• WORK REQUEST: Each line below that carries the string "Percent" must appear in the answer.
#### RECORDS FOR THE TASK ####
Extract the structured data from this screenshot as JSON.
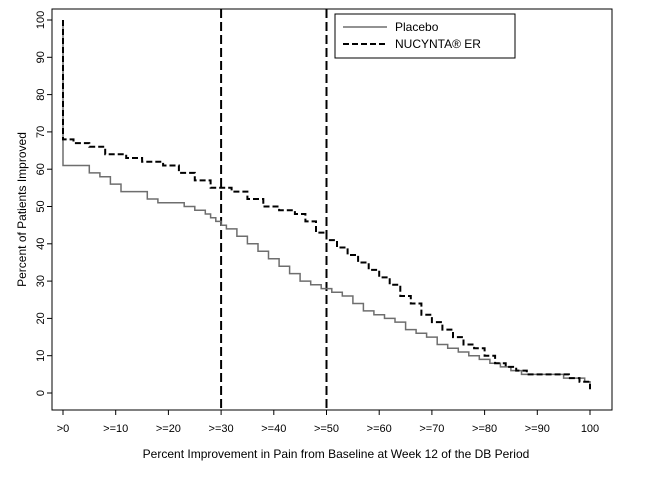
{
  "chart_data": {
    "type": "line",
    "xlabel": "Percent Improvement in Pain from Baseline at Week 12 of the DB Period",
    "ylabel": "Percent of Patients Improved",
    "xlim": [
      0,
      100
    ],
    "ylim": [
      0,
      100
    ],
    "x_ticks": [
      {
        "value": 0,
        "label": ">0"
      },
      {
        "value": 10,
        "label": ">=10"
      },
      {
        "value": 20,
        "label": ">=20"
      },
      {
        "value": 30,
        "label": ">=30"
      },
      {
        "value": 40,
        "label": ">=40"
      },
      {
        "value": 50,
        "label": ">=50"
      },
      {
        "value": 60,
        "label": ">=60"
      },
      {
        "value": 70,
        "label": ">=70"
      },
      {
        "value": 80,
        "label": ">=80"
      },
      {
        "value": 90,
        "label": ">=90"
      },
      {
        "value": 100,
        "label": "100"
      }
    ],
    "y_ticks": [
      0,
      10,
      20,
      30,
      40,
      50,
      60,
      70,
      80,
      90,
      100
    ],
    "reference_lines_x": [
      30,
      50
    ],
    "legend_position": "top-right",
    "grid": false,
    "series": [
      {
        "name": "Placebo",
        "color": "#6e6e6e",
        "style": "solid",
        "x": [
          0,
          0,
          3,
          5,
          7,
          9,
          11,
          13,
          16,
          18,
          20,
          23,
          25,
          27,
          28,
          29,
          30,
          31,
          33,
          35,
          37,
          39,
          41,
          43,
          45,
          47,
          49,
          51,
          53,
          55,
          57,
          59,
          61,
          63,
          65,
          67,
          69,
          71,
          73,
          75,
          77,
          79,
          81,
          83,
          85,
          87,
          89,
          91,
          93,
          95,
          97,
          99,
          100
        ],
        "y": [
          100,
          61,
          61,
          59,
          58,
          56,
          54,
          54,
          52,
          51,
          51,
          50,
          49,
          48,
          47,
          46,
          45,
          44,
          42,
          40,
          38,
          36,
          34,
          32,
          30,
          29,
          28,
          27,
          26,
          24,
          22,
          21,
          20,
          19,
          17,
          16,
          15,
          13,
          12,
          11,
          10,
          9,
          8,
          7,
          6,
          5,
          5,
          5,
          5,
          4,
          4,
          3,
          2
        ]
      },
      {
        "name": "NUCYNTA® ER",
        "color": "#000000",
        "style": "dashed",
        "x": [
          0,
          0,
          2,
          5,
          8,
          12,
          15,
          19,
          22,
          25,
          28,
          30,
          32,
          35,
          38,
          41,
          44,
          46,
          48,
          50,
          52,
          54,
          56,
          58,
          60,
          62,
          64,
          66,
          68,
          70,
          72,
          74,
          76,
          78,
          80,
          82,
          84,
          86,
          88,
          90,
          92,
          94,
          96,
          98,
          100
        ],
        "y": [
          100,
          68,
          67,
          66,
          64,
          63,
          62,
          61,
          59,
          57,
          55,
          55,
          54,
          52,
          50,
          49,
          48,
          46,
          43,
          41,
          39,
          37,
          35,
          33,
          31,
          29,
          26,
          24,
          21,
          19,
          17,
          15,
          13,
          12,
          10,
          8,
          7,
          6,
          5,
          5,
          5,
          5,
          4,
          3,
          1
        ]
      }
    ]
  }
}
####
• SOLUTION TO THIS PROBLEM:
    "xlabel": "Percent Improvement in Pain from Baseline at Week 12 of the DB Period",
    "ylabel": "Percent of Patients Improved",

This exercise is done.